# [Exercise instructions]
Of all the lines in these entries, how many contain the string "knowledge"? Give only that count.

# [Task input]
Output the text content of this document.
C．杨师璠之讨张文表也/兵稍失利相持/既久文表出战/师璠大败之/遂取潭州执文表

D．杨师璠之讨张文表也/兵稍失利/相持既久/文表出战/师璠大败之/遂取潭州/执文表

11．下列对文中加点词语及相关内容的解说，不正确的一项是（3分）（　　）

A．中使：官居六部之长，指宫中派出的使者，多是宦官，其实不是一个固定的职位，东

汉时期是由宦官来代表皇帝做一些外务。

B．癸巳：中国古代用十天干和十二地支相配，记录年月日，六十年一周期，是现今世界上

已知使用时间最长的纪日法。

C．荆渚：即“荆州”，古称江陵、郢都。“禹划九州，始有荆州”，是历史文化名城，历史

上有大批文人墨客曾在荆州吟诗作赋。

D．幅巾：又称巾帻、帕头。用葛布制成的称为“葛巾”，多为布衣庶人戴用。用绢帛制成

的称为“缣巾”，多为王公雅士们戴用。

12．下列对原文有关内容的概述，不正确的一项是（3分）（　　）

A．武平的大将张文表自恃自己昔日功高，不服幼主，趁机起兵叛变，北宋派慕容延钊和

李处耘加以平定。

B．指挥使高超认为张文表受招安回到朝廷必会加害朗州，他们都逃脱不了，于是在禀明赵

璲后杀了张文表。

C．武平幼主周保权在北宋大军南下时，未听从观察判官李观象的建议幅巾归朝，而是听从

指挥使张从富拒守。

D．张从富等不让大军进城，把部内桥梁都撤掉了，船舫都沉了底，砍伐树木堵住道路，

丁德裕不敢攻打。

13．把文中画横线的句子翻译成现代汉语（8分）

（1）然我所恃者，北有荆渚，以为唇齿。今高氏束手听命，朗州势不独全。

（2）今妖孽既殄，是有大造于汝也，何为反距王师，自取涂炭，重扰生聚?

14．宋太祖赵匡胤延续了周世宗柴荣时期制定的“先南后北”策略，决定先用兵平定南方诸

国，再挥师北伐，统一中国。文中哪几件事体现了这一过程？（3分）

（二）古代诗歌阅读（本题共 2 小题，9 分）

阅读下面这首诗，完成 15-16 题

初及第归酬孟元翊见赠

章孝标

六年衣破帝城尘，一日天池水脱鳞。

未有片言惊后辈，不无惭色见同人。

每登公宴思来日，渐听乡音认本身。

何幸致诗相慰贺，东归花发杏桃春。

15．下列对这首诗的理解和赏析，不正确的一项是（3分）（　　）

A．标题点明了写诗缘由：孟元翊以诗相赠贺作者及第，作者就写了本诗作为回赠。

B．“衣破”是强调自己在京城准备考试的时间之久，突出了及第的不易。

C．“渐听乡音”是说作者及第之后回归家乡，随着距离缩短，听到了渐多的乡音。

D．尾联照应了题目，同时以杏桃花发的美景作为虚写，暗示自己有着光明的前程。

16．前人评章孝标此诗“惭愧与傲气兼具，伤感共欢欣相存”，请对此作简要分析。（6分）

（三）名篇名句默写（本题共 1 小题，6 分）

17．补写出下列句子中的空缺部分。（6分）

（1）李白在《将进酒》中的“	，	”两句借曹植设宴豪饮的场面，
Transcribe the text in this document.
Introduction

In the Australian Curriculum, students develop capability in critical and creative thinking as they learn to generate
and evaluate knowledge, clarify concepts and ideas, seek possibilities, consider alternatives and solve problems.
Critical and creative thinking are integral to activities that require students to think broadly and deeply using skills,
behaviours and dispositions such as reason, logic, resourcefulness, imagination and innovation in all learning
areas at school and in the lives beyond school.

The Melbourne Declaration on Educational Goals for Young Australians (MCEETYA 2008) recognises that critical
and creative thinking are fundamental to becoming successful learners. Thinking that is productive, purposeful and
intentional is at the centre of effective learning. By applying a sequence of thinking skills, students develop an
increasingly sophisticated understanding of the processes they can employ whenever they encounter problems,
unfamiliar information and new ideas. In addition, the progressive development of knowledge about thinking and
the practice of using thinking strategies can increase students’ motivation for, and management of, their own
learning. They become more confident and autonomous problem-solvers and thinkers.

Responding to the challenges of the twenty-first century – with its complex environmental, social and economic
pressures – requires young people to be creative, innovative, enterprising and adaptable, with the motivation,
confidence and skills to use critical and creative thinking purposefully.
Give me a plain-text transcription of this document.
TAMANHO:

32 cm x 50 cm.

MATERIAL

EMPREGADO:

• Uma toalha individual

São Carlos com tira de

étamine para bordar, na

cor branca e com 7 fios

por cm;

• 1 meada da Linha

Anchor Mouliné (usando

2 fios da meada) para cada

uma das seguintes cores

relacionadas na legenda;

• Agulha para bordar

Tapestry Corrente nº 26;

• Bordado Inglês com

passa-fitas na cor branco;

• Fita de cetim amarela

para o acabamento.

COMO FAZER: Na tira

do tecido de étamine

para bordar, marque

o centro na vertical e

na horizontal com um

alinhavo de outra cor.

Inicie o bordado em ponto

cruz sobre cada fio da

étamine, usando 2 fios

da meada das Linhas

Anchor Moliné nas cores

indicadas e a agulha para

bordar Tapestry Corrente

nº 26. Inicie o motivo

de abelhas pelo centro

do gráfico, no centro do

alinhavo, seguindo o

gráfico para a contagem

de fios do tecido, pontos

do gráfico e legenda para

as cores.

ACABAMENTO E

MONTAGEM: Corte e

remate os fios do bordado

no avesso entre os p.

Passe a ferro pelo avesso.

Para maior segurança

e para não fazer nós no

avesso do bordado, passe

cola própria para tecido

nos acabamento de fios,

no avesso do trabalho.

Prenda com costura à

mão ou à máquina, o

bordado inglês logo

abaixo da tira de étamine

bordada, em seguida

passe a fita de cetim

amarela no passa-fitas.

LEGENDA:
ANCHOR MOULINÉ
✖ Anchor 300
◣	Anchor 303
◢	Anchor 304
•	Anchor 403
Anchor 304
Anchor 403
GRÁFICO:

# [Task result]
2